Restate the data below word for word. Skip any images it contains.

### Task inputs:
★ ★ ★ ★

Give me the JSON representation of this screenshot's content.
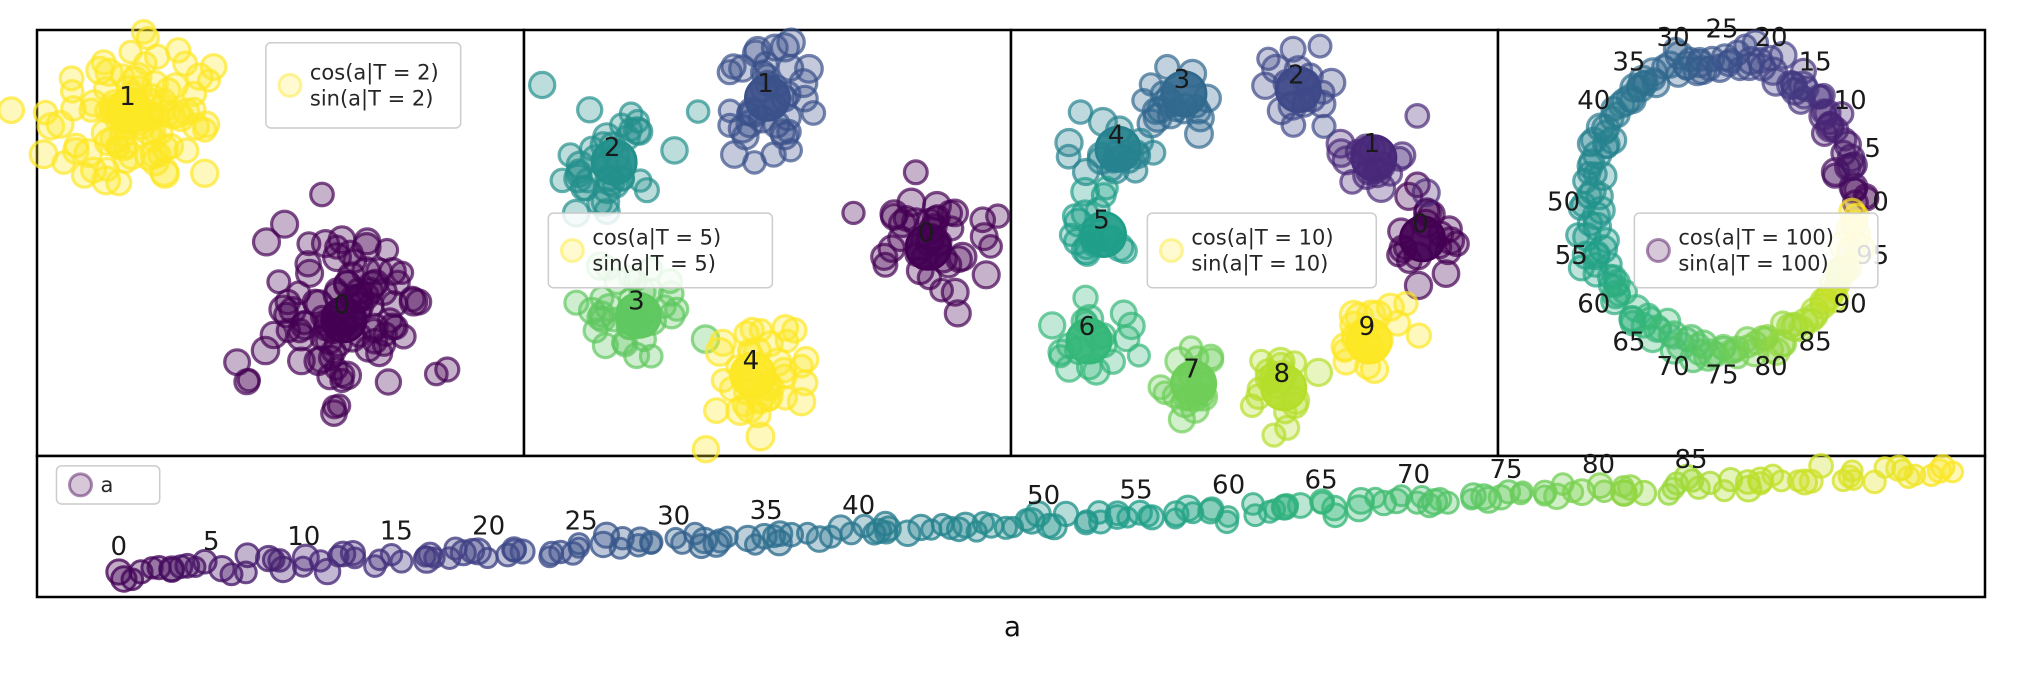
{
  "figure": {
    "xlabel": "a",
    "background": "#ffffff",
    "border_color": "#000000"
  },
  "colors": {
    "viridis": [
      "#440154",
      "#482878",
      "#3e4989",
      "#31688e",
      "#26828e",
      "#1f9e89",
      "#35b779",
      "#6ece58",
      "#b5de2b",
      "#fde725"
    ],
    "text": "#1a1a1a",
    "legend_border": "#cccccc"
  },
  "chart_data": [
    {
      "id": "embedding-T2",
      "type": "scatter",
      "period": 2,
      "n_points": 100,
      "legend": {
        "lines": [
          "cos(a|T = 2)",
          "sin(a|T = 2)"
        ],
        "marker_color": "#fde725",
        "box": [
          0.47,
          0.03,
          0.4,
          0.2
        ]
      },
      "clusters": [
        {
          "label": "0",
          "x": 0.63,
          "y": 0.68,
          "spread": [
            0.085,
            0.095
          ]
        },
        {
          "label": "1",
          "x": 0.19,
          "y": 0.19,
          "spread": [
            0.085,
            0.09
          ]
        }
      ]
    },
    {
      "id": "embedding-T5",
      "type": "scatter",
      "period": 5,
      "n_points": 100,
      "legend": {
        "lines": [
          "cos(a|T = 5)",
          "sin(a|T = 5)"
        ],
        "marker_color": "#fde725",
        "box": [
          0.05,
          0.43,
          0.46,
          0.175
        ]
      },
      "clusters": [
        {
          "label": "0",
          "x": 0.83,
          "y": 0.51,
          "spread": [
            0.057,
            0.065
          ]
        },
        {
          "label": "1",
          "x": 0.5,
          "y": 0.16,
          "spread": [
            0.055,
            0.065
          ]
        },
        {
          "label": "2",
          "x": 0.185,
          "y": 0.31,
          "spread": [
            0.055,
            0.06
          ]
        },
        {
          "label": "3",
          "x": 0.235,
          "y": 0.67,
          "spread": [
            0.055,
            0.06
          ]
        },
        {
          "label": "4",
          "x": 0.47,
          "y": 0.81,
          "spread": [
            0.05,
            0.065
          ]
        }
      ]
    },
    {
      "id": "embedding-T10",
      "type": "scatter",
      "period": 10,
      "n_points": 100,
      "legend": {
        "lines": [
          "cos(a|T = 10)",
          "sin(a|T = 10)"
        ],
        "marker_color": "#fde725",
        "box": [
          0.28,
          0.43,
          0.47,
          0.175
        ]
      },
      "clusters": [
        {
          "label": "0",
          "x": 0.845,
          "y": 0.49,
          "spread": [
            0.042,
            0.048
          ]
        },
        {
          "label": "1",
          "x": 0.745,
          "y": 0.3,
          "spread": [
            0.042,
            0.048
          ]
        },
        {
          "label": "2",
          "x": 0.59,
          "y": 0.14,
          "spread": [
            0.042,
            0.048
          ]
        },
        {
          "label": "3",
          "x": 0.355,
          "y": 0.15,
          "spread": [
            0.042,
            0.048
          ]
        },
        {
          "label": "4",
          "x": 0.22,
          "y": 0.28,
          "spread": [
            0.042,
            0.048
          ]
        },
        {
          "label": "5",
          "x": 0.19,
          "y": 0.48,
          "spread": [
            0.042,
            0.048
          ]
        },
        {
          "label": "6",
          "x": 0.16,
          "y": 0.73,
          "spread": [
            0.042,
            0.048
          ]
        },
        {
          "label": "7",
          "x": 0.375,
          "y": 0.83,
          "spread": [
            0.042,
            0.048
          ]
        },
        {
          "label": "8",
          "x": 0.56,
          "y": 0.84,
          "spread": [
            0.042,
            0.048
          ]
        },
        {
          "label": "9",
          "x": 0.735,
          "y": 0.73,
          "spread": [
            0.042,
            0.048
          ]
        }
      ]
    },
    {
      "id": "embedding-T100",
      "type": "scatter",
      "period": 100,
      "n_points": 100,
      "legend": {
        "lines": [
          "cos(a|T = 100)",
          "sin(a|T = 100)"
        ],
        "marker_color": "#440154",
        "box": [
          0.28,
          0.43,
          0.5,
          0.175
        ]
      },
      "ring": {
        "cx": 0.46,
        "cy": 0.41,
        "rx": 0.272,
        "ry": 0.345
      },
      "ring_labels": [
        0,
        5,
        10,
        15,
        20,
        25,
        30,
        35,
        40,
        50,
        55,
        60,
        65,
        70,
        75,
        80,
        85,
        90,
        95
      ]
    },
    {
      "id": "a-values",
      "type": "scatter",
      "n_points": 100,
      "legend": {
        "lines": [
          "a"
        ],
        "marker_color": "#440154",
        "box": [
          0.01,
          0.07,
          0.053,
          0.27
        ]
      },
      "line": {
        "x0": 0.042,
        "y0": 0.83,
        "x1": 0.982,
        "y1": 0.11
      },
      "point_labels": [
        0,
        5,
        10,
        15,
        20,
        25,
        30,
        35,
        40,
        50,
        55,
        60,
        65,
        70,
        75,
        80,
        85
      ]
    }
  ]
}
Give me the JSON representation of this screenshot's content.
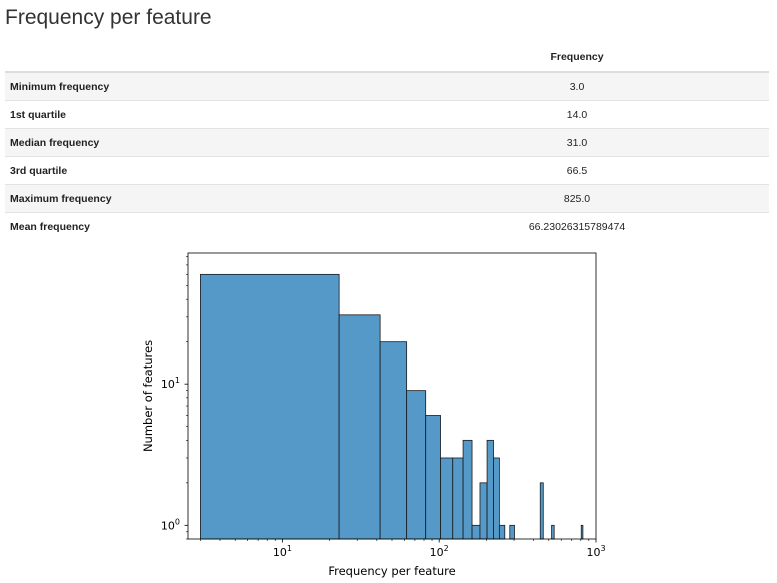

★ ★ ★ ★

### Finished task:
Give me the JSON representation of this screenshot's content.
{
  "figure": {
    "xlabel": "a",
    "background": "#ffffff",
    "border_color": "#000000"
  },
  "colors": {
    "viridis": [
      "#440154",
      "#482878",
      "#3e4989",
      "#31688e",
      "#26828e",
      "#1f9e89",
      "#35b779",
      "#6ece58",
      "#b5de2b",
      "#fde725"
    ],
    "text": "#1a1a1a",
    "legend_border": "#cccccc"
  },
  "chart_data": [
    {
      "id": "embedding-T2",
      "type": "scatter",
      "period": 2,
      "n_points": 100,
      "legend": {
        "lines": [
          "cos(a|T = 2)",
          "sin(a|T = 2)"
        ],
        "marker_color": "#fde725",
        "box": [
          0.47,
          0.03,
          0.4,
          0.2
        ]
      },
      "clusters": [
        {
          "label": "0",
          "x": 0.63,
          "y": 0.68,
          "spread": [
            0.085,
            0.095
          ]
        },
        {
          "label": "1",
          "x": 0.19,
          "y": 0.19,
          "spread": [
            0.085,
            0.09
          ]
        }
      ]
    },
    {
      "id": "embedding-T5",
      "type": "scatter",
      "period": 5,
      "n_points": 100,
      "legend": {
        "lines": [
          "cos(a|T = 5)",
          "sin(a|T = 5)"
        ],
        "marker_color": "#fde725",
        "box": [
          0.05,
          0.43,
          0.46,
          0.175
        ]
      },
      "clusters": [
        {
          "label": "0",
          "x": 0.83,
          "y": 0.51,
          "spread": [
            0.057,
            0.065
          ]
        },
        {
          "label": "1",
          "x": 0.5,
          "y": 0.16,
          "spread": [
            0.055,
            0.065
          ]
        },
        {
          "label": "2",
          "x": 0.185,
          "y": 0.31,
          "spread": [
            0.055,
            0.06
          ]
        },
        {
          "label": "3",
          "x": 0.235,
          "y": 0.67,
          "spread": [
            0.055,
            0.06
          ]
        },
        {
          "label": "4",
          "x": 0.47,
          "y": 0.81,
          "spread": [
            0.05,
            0.065
          ]
        }
      ]
    },
    {
      "id": "embedding-T10",
      "type": "scatter",
      "period": 10,
      "n_points": 100,
      "legend": {
        "lines": [
          "cos(a|T = 10)",
          "sin(a|T = 10)"
        ],
        "marker_color": "#fde725",
        "box": [
          0.28,
          0.43,
          0.47,
          0.175
        ]
      },
      "clusters": [
        {
          "label": "0",
          "x": 0.845,
          "y": 0.49,
          "spread": [
            0.042,
            0.048
          ]
        },
        {
          "label": "1",
          "x": 0.745,
          "y": 0.3,
          "spread": [
            0.042,
            0.048
          ]
        },
        {
          "label": "2",
          "x": 0.59,
          "y": 0.14,
          "spread": [
            0.042,
            0.048
          ]
        },
        {
          "label": "3",
          "x": 0.355,
          "y": 0.15,
          "spread": [
            0.042,
            0.048
          ]
        },
        {
          "label": "4",
          "x": 0.22,
          "y": 0.28,
          "spread": [
            0.042,
            0.048
          ]
        },
        {
          "label": "5",
          "x": 0.19,
          "y": 0.48,
          "spread": [
            0.042,
            0.048
          ]
        },
        {
          "label": "6",
          "x": 0.16,
          "y": 0.73,
          "spread": [
            0.042,
            0.048
          ]
        },
        {
          "label": "7",
          "x": 0.375,
          "y": 0.83,
          "spread": [
            0.042,
            0.048
          ]
        },
        {
          "label": "8",
          "x": 0.56,
          "y": 0.84,
          "spread": [
            0.042,
            0.048
          ]
        },
        {
          "label": "9",
          "x": 0.735,
          "y": 0.73,
          "spread": [
            0.042,
            0.048
          ]
        }
      ]
    },
    {
      "id": "embedding-T100",
      "type": "scatter",
      "period": 100,
      "n_points": 100,
      "legend": {
        "lines": [
          "cos(a|T = 100)",
          "sin(a|T = 100)"
        ],
        "marker_color": "#440154",
        "box": [
          0.28,
          0.43,
          0.5,
          0.175
        ]
      },
      "ring": {
        "cx": 0.46,
        "cy": 0.41,
        "rx": 0.272,
        "ry": 0.345
      },
      "ring_labels": [
        0,
        5,
        10,
        15,
        20,
        25,
        30,
        35,
        40,
        50,
        55,
        60,
        65,
        70,
        75,
        80,
        85,
        90,
        95
      ]
    },
    {
      "id": "a-values",
      "type": "scatter",
      "n_points": 100,
      "legend": {
        "lines": [
          "a"
        ],
        "marker_color": "#440154",
        "box": [
          0.01,
          0.07,
          0.053,
          0.27
        ]
      },
      "line": {
        "x0": 0.042,
        "y0": 0.83,
        "x1": 0.982,
        "y1": 0.11
      },
      "point_labels": [
        0,
        5,
        10,
        15,
        20,
        25,
        30,
        35,
        40,
        50,
        55,
        60,
        65,
        70,
        75,
        80,
        85
      ]
    }
  ]
}
Give me the JSON representation of this screenshot's content.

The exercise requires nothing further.